— begin —

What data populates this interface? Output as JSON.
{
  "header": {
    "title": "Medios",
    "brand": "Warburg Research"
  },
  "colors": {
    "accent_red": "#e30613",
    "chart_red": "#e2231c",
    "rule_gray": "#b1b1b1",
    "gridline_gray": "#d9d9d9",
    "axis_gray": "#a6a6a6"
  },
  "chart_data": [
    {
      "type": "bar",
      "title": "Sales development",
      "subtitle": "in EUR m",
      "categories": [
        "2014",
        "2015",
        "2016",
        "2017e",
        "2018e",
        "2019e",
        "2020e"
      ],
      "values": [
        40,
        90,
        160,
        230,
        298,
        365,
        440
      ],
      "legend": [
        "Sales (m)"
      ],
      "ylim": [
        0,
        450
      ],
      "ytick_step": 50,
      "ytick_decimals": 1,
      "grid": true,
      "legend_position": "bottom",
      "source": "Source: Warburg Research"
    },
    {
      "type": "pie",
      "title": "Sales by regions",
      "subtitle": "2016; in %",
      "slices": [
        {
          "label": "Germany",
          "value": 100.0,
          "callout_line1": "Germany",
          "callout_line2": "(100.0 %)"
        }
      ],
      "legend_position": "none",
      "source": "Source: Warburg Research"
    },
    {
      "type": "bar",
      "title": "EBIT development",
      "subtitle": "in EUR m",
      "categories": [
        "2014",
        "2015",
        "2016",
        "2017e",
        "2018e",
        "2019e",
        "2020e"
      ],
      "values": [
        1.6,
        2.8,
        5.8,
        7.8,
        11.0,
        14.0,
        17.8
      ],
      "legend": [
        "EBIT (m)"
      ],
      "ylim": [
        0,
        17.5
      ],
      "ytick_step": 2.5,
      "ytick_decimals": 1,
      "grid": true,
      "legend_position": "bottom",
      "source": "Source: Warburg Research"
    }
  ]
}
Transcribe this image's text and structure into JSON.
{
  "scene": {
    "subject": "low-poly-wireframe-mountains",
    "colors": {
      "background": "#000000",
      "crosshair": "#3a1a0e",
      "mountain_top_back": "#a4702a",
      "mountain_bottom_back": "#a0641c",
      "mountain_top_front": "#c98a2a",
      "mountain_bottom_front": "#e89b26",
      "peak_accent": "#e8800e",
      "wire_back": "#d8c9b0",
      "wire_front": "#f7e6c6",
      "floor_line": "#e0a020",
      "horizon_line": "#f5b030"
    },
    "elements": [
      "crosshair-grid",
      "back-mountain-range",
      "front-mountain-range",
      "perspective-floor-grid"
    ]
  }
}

— end —

Please restate the data word for word, every record included.

**RESULT OF THIS EXERCISE**.
What data populates this interface? Output as JSON.
{
  "header": {
    "title": "Medios",
    "brand": "Warburg Research"
  },
  "colors": {
    "accent_red": "#e30613",
    "chart_red": "#e2231c",
    "rule_gray": "#b1b1b1",
    "gridline_gray": "#d9d9d9",
    "axis_gray": "#a6a6a6"
  },
  "chart_data": [
    {
      "type": "bar",
      "title": "Sales development",
      "subtitle": "in EUR m",
      "categories": [
        "2014",
        "2015",
        "2016",
        "2017e",
        "2018e",
        "2019e",
        "2020e"
      ],
      "values": [
        40,
        90,
        160,
        230,
        298,
        365,
        440
      ],
      "legend": [
        "Sales (m)"
      ],
      "ylim": [
        0,
        450
      ],
      "ytick_step": 50,
      "ytick_decimals": 1,
      "grid": true,
      "legend_position": "bottom",
      "source": "Source: Warburg Research"
    },
    {
      "type": "pie",
      "title": "Sales by regions",
      "subtitle": "2016; in %",
      "slices": [
        {
          "label": "Germany",
          "value": 100.0,
          "callout_line1": "Germany",
          "callout_line2": "(100.0 %)"
        }
      ],
      "legend_position": "none",
      "source": "Source: Warburg Research"
    },
    {
      "type": "bar",
      "title": "EBIT development",
      "subtitle": "in EUR m",
      "categories": [
        "2014",
        "2015",
        "2016",
        "2017e",
        "2018e",
        "2019e",
        "2020e"
      ],
      "values": [
        1.6,
        2.8,
        5.8,
        7.8,
        11.0,
        14.0,
        17.8
      ],
      "legend": [
        "EBIT (m)"
      ],
      "ylim": [
        0,
        17.5
      ],
      "ytick_step": 2.5,
      "ytick_decimals": 1,
      "grid": true,
      "legend_position": "bottom",
      "source": "Source: Warburg Research"
    }
  ]
}
Transcribe this image's text and structure into JSON.
{
  "scene": {
    "subject": "low-poly-wireframe-mountains",
    "colors": {
      "background": "#000000",
      "crosshair": "#3a1a0e",
      "mountain_top_back": "#a4702a",
      "mountain_bottom_back": "#a0641c",
      "mountain_top_front": "#c98a2a",
      "mountain_bottom_front": "#e89b26",
      "peak_accent": "#e8800e",
      "wire_back": "#d8c9b0",
      "wire_front": "#f7e6c6",
      "floor_line": "#e0a020",
      "horizon_line": "#f5b030"
    },
    "elements": [
      "crosshair-grid",
      "back-mountain-range",
      "front-mountain-range",
      "perspective-floor-grid"
    ]
  }
}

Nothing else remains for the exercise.